Each line of the material must be returned exactly.

══════════

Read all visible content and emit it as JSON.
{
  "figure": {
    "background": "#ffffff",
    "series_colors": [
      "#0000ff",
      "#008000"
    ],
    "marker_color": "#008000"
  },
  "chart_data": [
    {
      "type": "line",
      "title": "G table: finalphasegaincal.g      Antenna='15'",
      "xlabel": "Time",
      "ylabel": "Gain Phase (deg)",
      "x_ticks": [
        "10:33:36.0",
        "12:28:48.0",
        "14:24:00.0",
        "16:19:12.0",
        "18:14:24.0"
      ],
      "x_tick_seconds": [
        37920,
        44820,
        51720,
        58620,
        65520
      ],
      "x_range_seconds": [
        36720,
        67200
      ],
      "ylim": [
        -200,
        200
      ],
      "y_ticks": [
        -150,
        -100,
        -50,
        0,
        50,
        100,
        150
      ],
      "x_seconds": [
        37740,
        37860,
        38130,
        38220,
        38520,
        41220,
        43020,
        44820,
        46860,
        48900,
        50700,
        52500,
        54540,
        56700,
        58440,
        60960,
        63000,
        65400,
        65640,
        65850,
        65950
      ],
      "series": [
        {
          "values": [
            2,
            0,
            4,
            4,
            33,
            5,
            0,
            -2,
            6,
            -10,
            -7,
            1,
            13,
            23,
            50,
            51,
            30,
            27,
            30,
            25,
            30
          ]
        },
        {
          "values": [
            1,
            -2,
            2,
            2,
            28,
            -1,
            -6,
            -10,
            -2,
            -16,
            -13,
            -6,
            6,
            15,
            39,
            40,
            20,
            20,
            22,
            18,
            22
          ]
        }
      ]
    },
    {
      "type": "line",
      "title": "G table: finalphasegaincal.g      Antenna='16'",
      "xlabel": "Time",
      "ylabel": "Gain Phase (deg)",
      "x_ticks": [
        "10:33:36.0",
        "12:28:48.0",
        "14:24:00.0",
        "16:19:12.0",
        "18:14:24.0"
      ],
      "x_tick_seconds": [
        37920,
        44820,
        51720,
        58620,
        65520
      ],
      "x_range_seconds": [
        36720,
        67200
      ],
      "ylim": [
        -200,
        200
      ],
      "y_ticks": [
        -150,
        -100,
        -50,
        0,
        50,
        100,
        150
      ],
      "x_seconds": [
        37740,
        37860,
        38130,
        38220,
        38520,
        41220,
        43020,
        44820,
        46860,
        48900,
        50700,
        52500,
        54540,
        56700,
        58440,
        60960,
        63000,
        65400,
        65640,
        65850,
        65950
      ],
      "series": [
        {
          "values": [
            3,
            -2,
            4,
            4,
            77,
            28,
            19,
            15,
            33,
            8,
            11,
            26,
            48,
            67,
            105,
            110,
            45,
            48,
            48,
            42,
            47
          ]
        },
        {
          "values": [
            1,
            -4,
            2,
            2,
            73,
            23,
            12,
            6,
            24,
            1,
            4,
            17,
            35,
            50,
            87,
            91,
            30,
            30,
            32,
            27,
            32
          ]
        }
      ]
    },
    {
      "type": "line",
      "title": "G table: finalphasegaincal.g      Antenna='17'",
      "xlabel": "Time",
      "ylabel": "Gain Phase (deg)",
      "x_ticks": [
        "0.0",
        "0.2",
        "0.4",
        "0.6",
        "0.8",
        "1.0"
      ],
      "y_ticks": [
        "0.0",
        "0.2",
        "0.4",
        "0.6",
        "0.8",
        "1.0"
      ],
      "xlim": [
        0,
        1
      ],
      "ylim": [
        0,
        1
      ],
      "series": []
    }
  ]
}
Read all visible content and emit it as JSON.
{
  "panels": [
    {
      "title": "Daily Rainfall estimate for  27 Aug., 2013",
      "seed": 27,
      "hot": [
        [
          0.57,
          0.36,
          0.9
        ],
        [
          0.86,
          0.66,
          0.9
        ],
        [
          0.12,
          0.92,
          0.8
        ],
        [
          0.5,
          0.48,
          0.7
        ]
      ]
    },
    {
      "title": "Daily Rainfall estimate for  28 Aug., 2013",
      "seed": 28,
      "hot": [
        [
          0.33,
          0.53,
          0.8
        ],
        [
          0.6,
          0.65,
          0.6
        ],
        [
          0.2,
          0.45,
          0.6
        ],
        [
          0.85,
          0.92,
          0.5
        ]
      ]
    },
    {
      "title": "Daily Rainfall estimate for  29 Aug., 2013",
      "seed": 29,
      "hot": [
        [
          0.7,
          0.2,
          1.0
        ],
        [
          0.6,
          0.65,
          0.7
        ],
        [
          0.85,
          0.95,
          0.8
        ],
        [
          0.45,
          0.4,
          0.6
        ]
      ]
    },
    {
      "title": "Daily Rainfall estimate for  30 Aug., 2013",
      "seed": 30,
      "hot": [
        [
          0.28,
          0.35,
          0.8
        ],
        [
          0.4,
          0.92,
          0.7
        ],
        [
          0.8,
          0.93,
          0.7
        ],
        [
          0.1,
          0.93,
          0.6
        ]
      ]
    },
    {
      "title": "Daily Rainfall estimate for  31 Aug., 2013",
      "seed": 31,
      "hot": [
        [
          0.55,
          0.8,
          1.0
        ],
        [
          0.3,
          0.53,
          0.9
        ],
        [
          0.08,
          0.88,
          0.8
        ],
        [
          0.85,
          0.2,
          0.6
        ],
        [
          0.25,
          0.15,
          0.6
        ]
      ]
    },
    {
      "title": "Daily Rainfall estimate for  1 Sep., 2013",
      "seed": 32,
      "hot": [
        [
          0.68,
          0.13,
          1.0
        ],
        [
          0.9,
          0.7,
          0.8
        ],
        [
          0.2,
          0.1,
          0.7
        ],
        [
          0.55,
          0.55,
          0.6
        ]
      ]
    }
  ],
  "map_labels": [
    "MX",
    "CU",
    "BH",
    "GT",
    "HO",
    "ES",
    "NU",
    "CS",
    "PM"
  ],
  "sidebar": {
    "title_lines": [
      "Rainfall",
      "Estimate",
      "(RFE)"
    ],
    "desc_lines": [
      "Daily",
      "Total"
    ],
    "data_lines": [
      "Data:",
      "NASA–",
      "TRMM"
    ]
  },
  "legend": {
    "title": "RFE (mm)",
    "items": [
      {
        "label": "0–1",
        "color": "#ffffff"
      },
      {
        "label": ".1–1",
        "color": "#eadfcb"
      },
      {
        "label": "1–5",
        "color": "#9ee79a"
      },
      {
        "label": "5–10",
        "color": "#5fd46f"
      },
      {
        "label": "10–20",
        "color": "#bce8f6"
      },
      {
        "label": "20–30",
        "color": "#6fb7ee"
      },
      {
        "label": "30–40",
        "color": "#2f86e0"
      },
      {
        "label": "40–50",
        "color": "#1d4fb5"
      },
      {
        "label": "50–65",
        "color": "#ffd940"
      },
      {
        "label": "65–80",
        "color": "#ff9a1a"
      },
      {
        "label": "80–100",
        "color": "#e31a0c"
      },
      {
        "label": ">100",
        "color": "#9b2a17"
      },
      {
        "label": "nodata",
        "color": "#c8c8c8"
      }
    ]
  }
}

══════════

TASK OUTPUT →
Read all visible content and emit it as JSON.
{
  "figure": {
    "background": "#ffffff",
    "series_colors": [
      "#0000ff",
      "#008000"
    ],
    "marker_color": "#008000"
  },
  "chart_data": [
    {
      "type": "line",
      "title": "G table: finalphasegaincal.g      Antenna='15'",
      "xlabel": "Time",
      "ylabel": "Gain Phase (deg)",
      "x_ticks": [
        "10:33:36.0",
        "12:28:48.0",
        "14:24:00.0",
        "16:19:12.0",
        "18:14:24.0"
      ],
      "x_tick_seconds": [
        37920,
        44820,
        51720,
        58620,
        65520
      ],
      "x_range_seconds": [
        36720,
        67200
      ],
      "ylim": [
        -200,
        200
      ],
      "y_ticks": [
        -150,
        -100,
        -50,
        0,
        50,
        100,
        150
      ],
      "x_seconds": [
        37740,
        37860,
        38130,
        38220,
        38520,
        41220,
        43020,
        44820,
        46860,
        48900,
        50700,
        52500,
        54540,
        56700,
        58440,
        60960,
        63000,
        65400,
        65640,
        65850,
        65950
      ],
      "series": [
        {
          "values": [
            2,
            0,
            4,
            4,
            33,
            5,
            0,
            -2,
            6,
            -10,
            -7,
            1,
            13,
            23,
            50,
            51,
            30,
            27,
            30,
            25,
            30
          ]
        },
        {
          "values": [
            1,
            -2,
            2,
            2,
            28,
            -1,
            -6,
            -10,
            -2,
            -16,
            -13,
            -6,
            6,
            15,
            39,
            40,
            20,
            20,
            22,
            18,
            22
          ]
        }
      ]
    },
    {
      "type": "line",
      "title": "G table: finalphasegaincal.g      Antenna='16'",
      "xlabel": "Time",
      "ylabel": "Gain Phase (deg)",
      "x_ticks": [
        "10:33:36.0",
        "12:28:48.0",
        "14:24:00.0",
        "16:19:12.0",
        "18:14:24.0"
      ],
      "x_tick_seconds": [
        37920,
        44820,
        51720,
        58620,
        65520
      ],
      "x_range_seconds": [
        36720,
        67200
      ],
      "ylim": [
        -200,
        200
      ],
      "y_ticks": [
        -150,
        -100,
        -50,
        0,
        50,
        100,
        150
      ],
      "x_seconds": [
        37740,
        37860,
        38130,
        38220,
        38520,
        41220,
        43020,
        44820,
        46860,
        48900,
        50700,
        52500,
        54540,
        56700,
        58440,
        60960,
        63000,
        65400,
        65640,
        65850,
        65950
      ],
      "series": [
        {
          "values": [
            3,
            -2,
            4,
            4,
            77,
            28,
            19,
            15,
            33,
            8,
            11,
            26,
            48,
            67,
            105,
            110,
            45,
            48,
            48,
            42,
            47
          ]
        },
        {
          "values": [
            1,
            -4,
            2,
            2,
            73,
            23,
            12,
            6,
            24,
            1,
            4,
            17,
            35,
            50,
            87,
            91,
            30,
            30,
            32,
            27,
            32
          ]
        }
      ]
    },
    {
      "type": "line",
      "title": "G table: finalphasegaincal.g      Antenna='17'",
      "xlabel": "Time",
      "ylabel": "Gain Phase (deg)",
      "x_ticks": [
        "0.0",
        "0.2",
        "0.4",
        "0.6",
        "0.8",
        "1.0"
      ],
      "y_ticks": [
        "0.0",
        "0.2",
        "0.4",
        "0.6",
        "0.8",
        "1.0"
      ],
      "xlim": [
        0,
        1
      ],
      "ylim": [
        0,
        1
      ],
      "series": []
    }
  ]
}
Read all visible content and emit it as JSON.
{
  "panels": [
    {
      "title": "Daily Rainfall estimate for  27 Aug., 2013",
      "seed": 27,
      "hot": [
        [
          0.57,
          0.36,
          0.9
        ],
        [
          0.86,
          0.66,
          0.9
        ],
        [
          0.12,
          0.92,
          0.8
        ],
        [
          0.5,
          0.48,
          0.7
        ]
      ]
    },
    {
      "title": "Daily Rainfall estimate for  28 Aug., 2013",
      "seed": 28,
      "hot": [
        [
          0.33,
          0.53,
          0.8
        ],
        [
          0.6,
          0.65,
          0.6
        ],
        [
          0.2,
          0.45,
          0.6
        ],
        [
          0.85,
          0.92,
          0.5
        ]
      ]
    },
    {
      "title": "Daily Rainfall estimate for  29 Aug., 2013",
      "seed": 29,
      "hot": [
        [
          0.7,
          0.2,
          1.0
        ],
        [
          0.6,
          0.65,
          0.7
        ],
        [
          0.85,
          0.95,
          0.8
        ],
        [
          0.45,
          0.4,
          0.6
        ]
      ]
    },
    {
      "title": "Daily Rainfall estimate for  30 Aug., 2013",
      "seed": 30,
      "hot": [
        [
          0.28,
          0.35,
          0.8
        ],
        [
          0.4,
          0.92,
          0.7
        ],
        [
          0.8,
          0.93,
          0.7
        ],
        [
          0.1,
          0.93,
          0.6
        ]
      ]
    },
    {
      "title": "Daily Rainfall estimate for  31 Aug., 2013",
      "seed": 31,
      "hot": [
        [
          0.55,
          0.8,
          1.0
        ],
        [
          0.3,
          0.53,
          0.9
        ],
        [
          0.08,
          0.88,
          0.8
        ],
        [
          0.85,
          0.2,
          0.6
        ],
        [
          0.25,
          0.15,
          0.6
        ]
      ]
    },
    {
      "title": "Daily Rainfall estimate for  1 Sep., 2013",
      "seed": 32,
      "hot": [
        [
          0.68,
          0.13,
          1.0
        ],
        [
          0.9,
          0.7,
          0.8
        ],
        [
          0.2,
          0.1,
          0.7
        ],
        [
          0.55,
          0.55,
          0.6
        ]
      ]
    }
  ],
  "map_labels": [
    "MX",
    "CU",
    "BH",
    "GT",
    "HO",
    "ES",
    "NU",
    "CS",
    "PM"
  ],
  "sidebar": {
    "title_lines": [
      "Rainfall",
      "Estimate",
      "(RFE)"
    ],
    "desc_lines": [
      "Daily",
      "Total"
    ],
    "data_lines": [
      "Data:",
      "NASA–",
      "TRMM"
    ]
  },
  "legend": {
    "title": "RFE (mm)",
    "items": [
      {
        "label": "0–1",
        "color": "#ffffff"
      },
      {
        "label": ".1–1",
        "color": "#eadfcb"
      },
      {
        "label": "1–5",
        "color": "#9ee79a"
      },
      {
        "label": "5–10",
        "color": "#5fd46f"
      },
      {
        "label": "10–20",
        "color": "#bce8f6"
      },
      {
        "label": "20–30",
        "color": "#6fb7ee"
      },
      {
        "label": "30–40",
        "color": "#2f86e0"
      },
      {
        "label": "40–50",
        "color": "#1d4fb5"
      },
      {
        "label": "50–65",
        "color": "#ffd940"
      },
      {
        "label": "65–80",
        "color": "#ff9a1a"
      },
      {
        "label": "80–100",
        "color": "#e31a0c"
      },
      {
        "label": ">100",
        "color": "#9b2a17"
      },
      {
        "label": "nodata",
        "color": "#c8c8c8"
      }
    ]
  }
}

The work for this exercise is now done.